- Directive
Each line in the entries below that holds the string "time" is to be listed.

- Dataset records
________________________
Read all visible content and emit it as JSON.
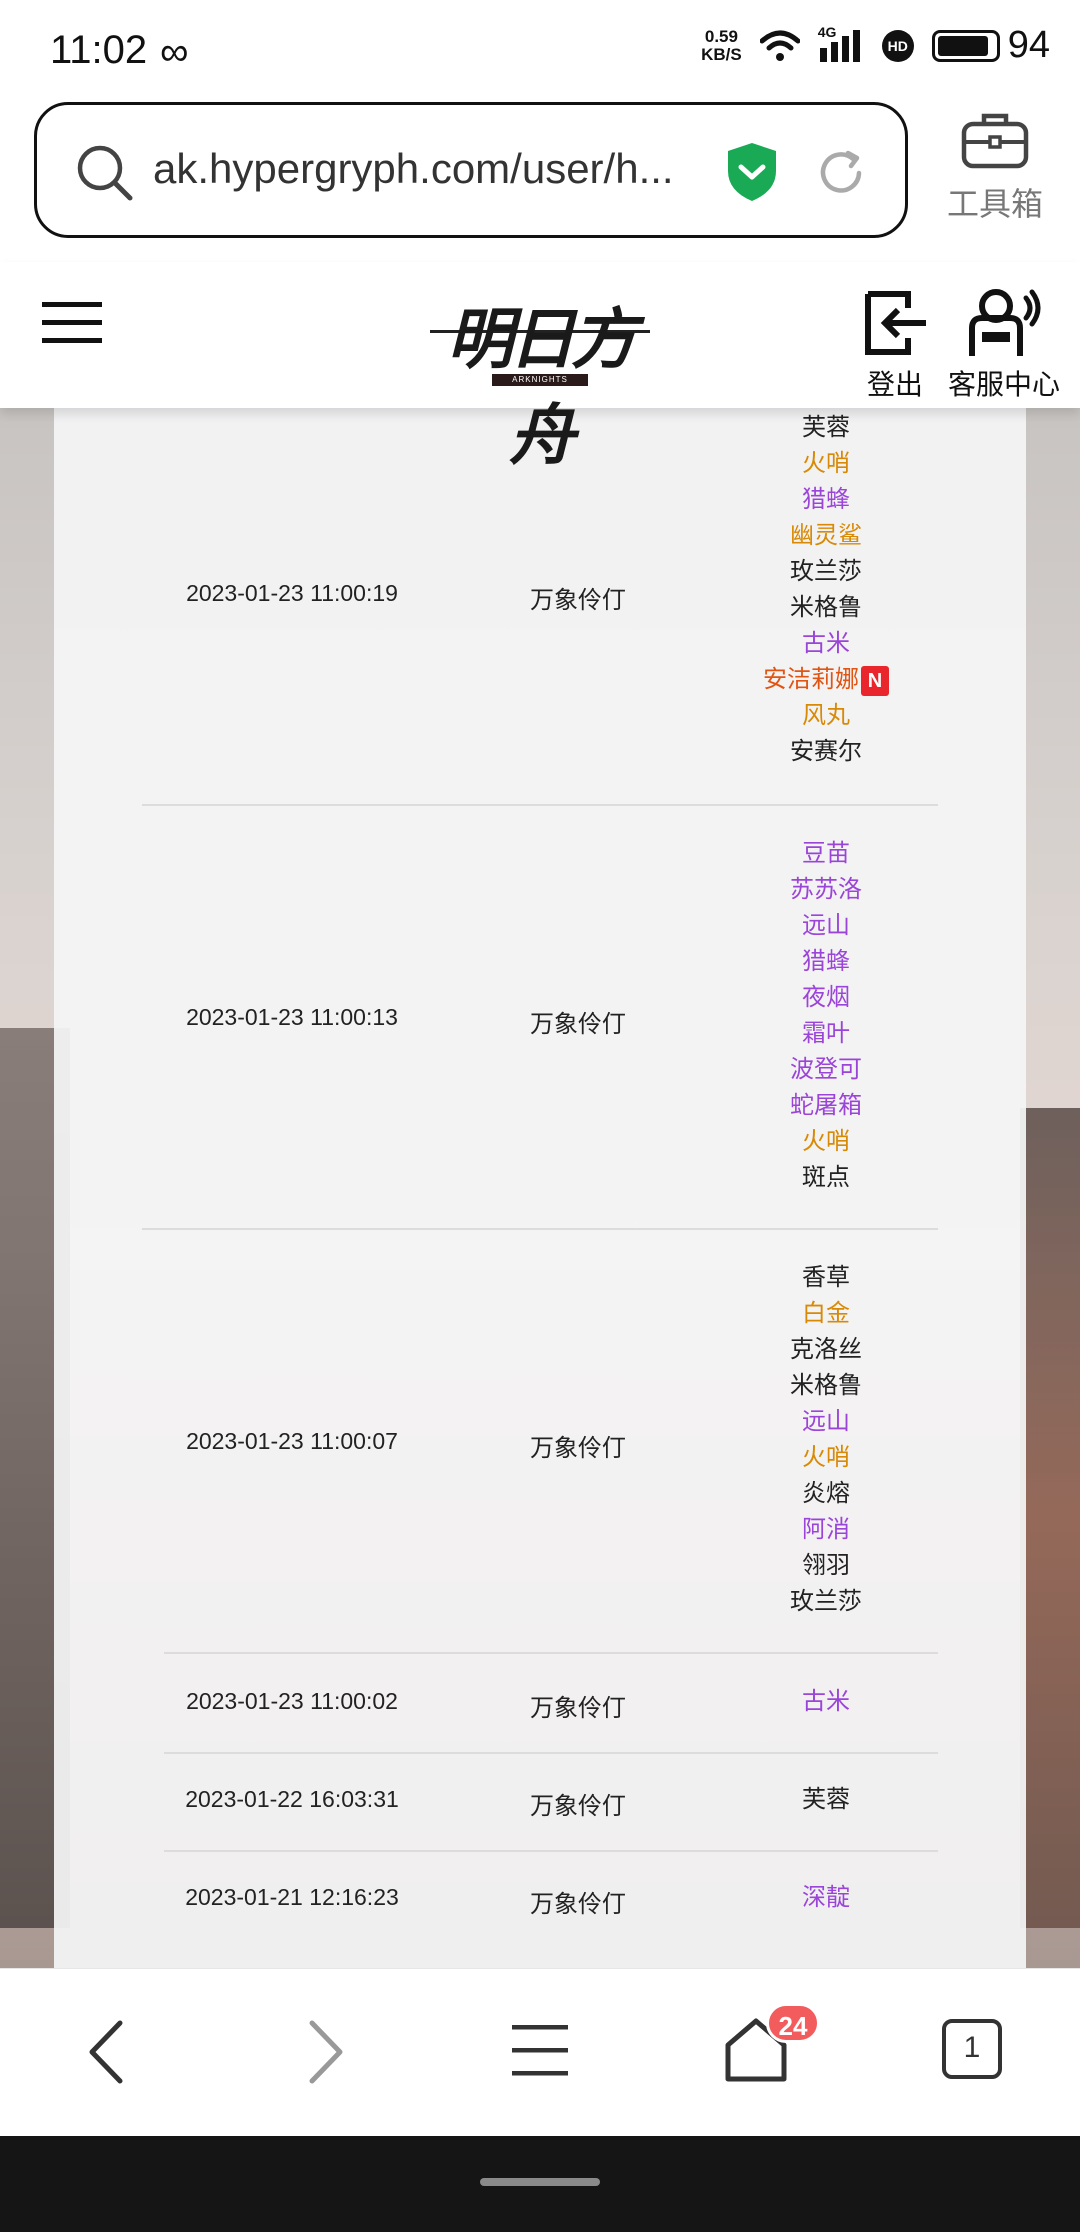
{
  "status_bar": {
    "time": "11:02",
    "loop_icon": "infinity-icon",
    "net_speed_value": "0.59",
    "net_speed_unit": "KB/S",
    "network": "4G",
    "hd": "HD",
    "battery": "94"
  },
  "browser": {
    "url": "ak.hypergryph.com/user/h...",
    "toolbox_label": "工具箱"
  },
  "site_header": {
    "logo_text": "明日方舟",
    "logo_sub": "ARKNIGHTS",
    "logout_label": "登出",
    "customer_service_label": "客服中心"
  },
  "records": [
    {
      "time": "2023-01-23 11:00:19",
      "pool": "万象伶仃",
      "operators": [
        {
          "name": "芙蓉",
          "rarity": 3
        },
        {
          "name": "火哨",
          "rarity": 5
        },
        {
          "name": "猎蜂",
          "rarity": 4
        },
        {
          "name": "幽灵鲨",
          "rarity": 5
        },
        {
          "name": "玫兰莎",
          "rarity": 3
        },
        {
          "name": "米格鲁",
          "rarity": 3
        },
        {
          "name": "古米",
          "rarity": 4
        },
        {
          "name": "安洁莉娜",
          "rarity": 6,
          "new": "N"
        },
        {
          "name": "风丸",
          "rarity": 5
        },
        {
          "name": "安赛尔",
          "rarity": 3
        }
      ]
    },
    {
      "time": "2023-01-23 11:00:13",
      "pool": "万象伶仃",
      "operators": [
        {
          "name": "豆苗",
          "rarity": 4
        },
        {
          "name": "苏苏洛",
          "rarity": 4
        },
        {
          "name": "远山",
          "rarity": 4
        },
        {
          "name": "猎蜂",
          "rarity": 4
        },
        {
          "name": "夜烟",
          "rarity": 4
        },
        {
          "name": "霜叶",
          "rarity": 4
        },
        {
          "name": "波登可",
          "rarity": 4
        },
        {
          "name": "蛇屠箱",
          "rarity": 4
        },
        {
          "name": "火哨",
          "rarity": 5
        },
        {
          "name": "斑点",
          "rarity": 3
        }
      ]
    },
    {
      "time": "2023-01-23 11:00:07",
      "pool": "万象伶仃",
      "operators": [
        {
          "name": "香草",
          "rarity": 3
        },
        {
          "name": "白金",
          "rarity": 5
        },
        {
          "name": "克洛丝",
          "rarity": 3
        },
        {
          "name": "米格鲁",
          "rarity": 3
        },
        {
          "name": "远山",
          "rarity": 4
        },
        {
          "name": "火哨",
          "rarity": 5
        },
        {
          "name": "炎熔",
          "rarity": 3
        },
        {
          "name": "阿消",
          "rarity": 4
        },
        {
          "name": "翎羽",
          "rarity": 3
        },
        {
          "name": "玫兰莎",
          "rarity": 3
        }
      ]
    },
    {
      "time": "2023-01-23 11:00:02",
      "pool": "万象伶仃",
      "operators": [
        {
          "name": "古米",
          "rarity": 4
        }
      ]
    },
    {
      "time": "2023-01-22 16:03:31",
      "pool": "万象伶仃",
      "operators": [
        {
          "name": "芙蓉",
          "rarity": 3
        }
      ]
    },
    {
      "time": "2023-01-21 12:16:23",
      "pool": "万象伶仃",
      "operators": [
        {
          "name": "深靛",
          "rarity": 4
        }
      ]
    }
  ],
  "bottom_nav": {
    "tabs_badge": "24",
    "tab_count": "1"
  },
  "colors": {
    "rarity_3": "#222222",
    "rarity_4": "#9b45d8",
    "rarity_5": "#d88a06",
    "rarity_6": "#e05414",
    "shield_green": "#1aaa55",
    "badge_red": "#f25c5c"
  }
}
________________________
- Answer to this exercise
    "time": "11:02",
      "time": "2023-01-23 11:00:19",
      "time": "2023-01-23 11:00:13",
      "time": "2023-01-23 11:00:07",
      "time": "2023-01-23 11:00:02",
      "time": "2023-01-22 16:03:31",
      "time": "2023-01-21 12:16:23",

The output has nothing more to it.